ITEMS
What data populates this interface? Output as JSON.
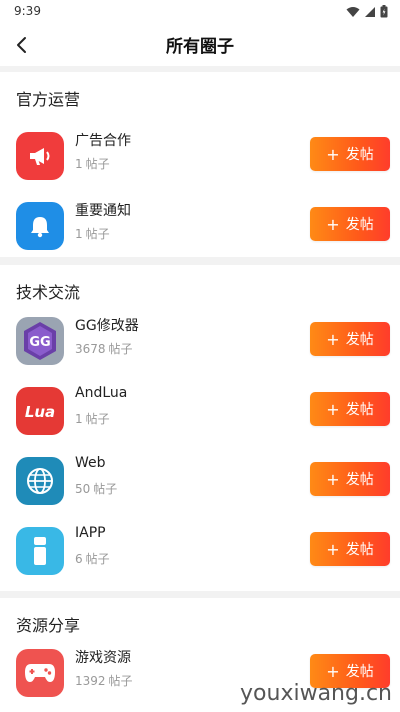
{
  "status": {
    "time": "9:39"
  },
  "header": {
    "title": "所有圈子"
  },
  "sections": [
    {
      "title": "官方运营",
      "items": [
        {
          "name": "广告合作",
          "count": "1",
          "unit": "帖子",
          "button": "发帖",
          "icon": "megaphone-icon",
          "color": "#f03c3c"
        },
        {
          "name": "重要通知",
          "count": "1",
          "unit": "帖子",
          "button": "发帖",
          "icon": "bell-icon",
          "color": "#1f8ee6"
        }
      ]
    },
    {
      "title": "技术交流",
      "items": [
        {
          "name": "GG修改器",
          "count": "3678",
          "unit": "帖子",
          "button": "发帖",
          "icon": "gg-logo-icon",
          "color": "#7a4fb6"
        },
        {
          "name": "AndLua",
          "count": "1",
          "unit": "帖子",
          "button": "发帖",
          "icon": "lua-logo-icon",
          "color": "#e53935"
        },
        {
          "name": "Web",
          "count": "50",
          "unit": "帖子",
          "button": "发帖",
          "icon": "globe-icon",
          "color": "#1f8bb8"
        },
        {
          "name": "IAPP",
          "count": "6",
          "unit": "帖子",
          "button": "发帖",
          "icon": "info-i-icon",
          "color": "#39b8e6"
        }
      ]
    },
    {
      "title": "资源分享",
      "items": [
        {
          "name": "游戏资源",
          "count": "1392",
          "unit": "帖子",
          "button": "发帖",
          "icon": "gamepad-icon",
          "color": "#ef5350"
        }
      ]
    }
  ],
  "watermark": "youxiwang.cn"
}
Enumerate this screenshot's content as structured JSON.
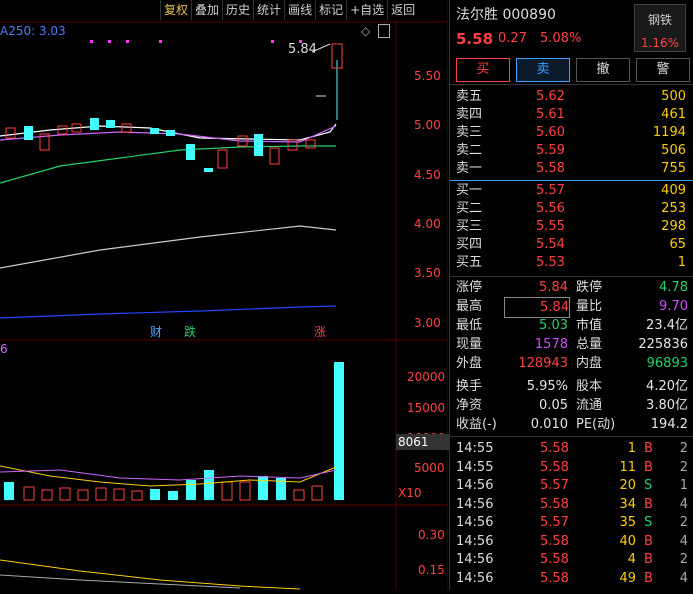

TASK DESCRIPTION
Give back all entries exactly. No pictures belong in the copy.

FINAL ANSWER
What data populates this interface? Output as JSON.
{
  "status": {
    "time": "9:39"
  },
  "header": {
    "title": "所有圈子"
  },
  "sections": [
    {
      "title": "官方运营",
      "items": [
        {
          "name": "广告合作",
          "count": "1",
          "unit": "帖子",
          "button": "发帖",
          "icon": "megaphone-icon",
          "color": "#f03c3c"
        },
        {
          "name": "重要通知",
          "count": "1",
          "unit": "帖子",
          "button": "发帖",
          "icon": "bell-icon",
          "color": "#1f8ee6"
        }
      ]
    },
    {
      "title": "技术交流",
      "items": [
        {
          "name": "GG修改器",
          "count": "3678",
          "unit": "帖子",
          "button": "发帖",
          "icon": "gg-logo-icon",
          "color": "#7a4fb6"
        },
        {
          "name": "AndLua",
          "count": "1",
          "unit": "帖子",
          "button": "发帖",
          "icon": "lua-logo-icon",
          "color": "#e53935"
        },
        {
          "name": "Web",
          "count": "50",
          "unit": "帖子",
          "button": "发帖",
          "icon": "globe-icon",
          "color": "#1f8bb8"
        },
        {
          "name": "IAPP",
          "count": "6",
          "unit": "帖子",
          "button": "发帖",
          "icon": "info-i-icon",
          "color": "#39b8e6"
        }
      ]
    },
    {
      "title": "资源分享",
      "items": [
        {
          "name": "游戏资源",
          "count": "1392",
          "unit": "帖子",
          "button": "发帖",
          "icon": "gamepad-icon",
          "color": "#ef5350"
        }
      ]
    }
  ],
  "watermark": "youxiwang.cn"
}
Enumerate this screenshot's content as structured JSON.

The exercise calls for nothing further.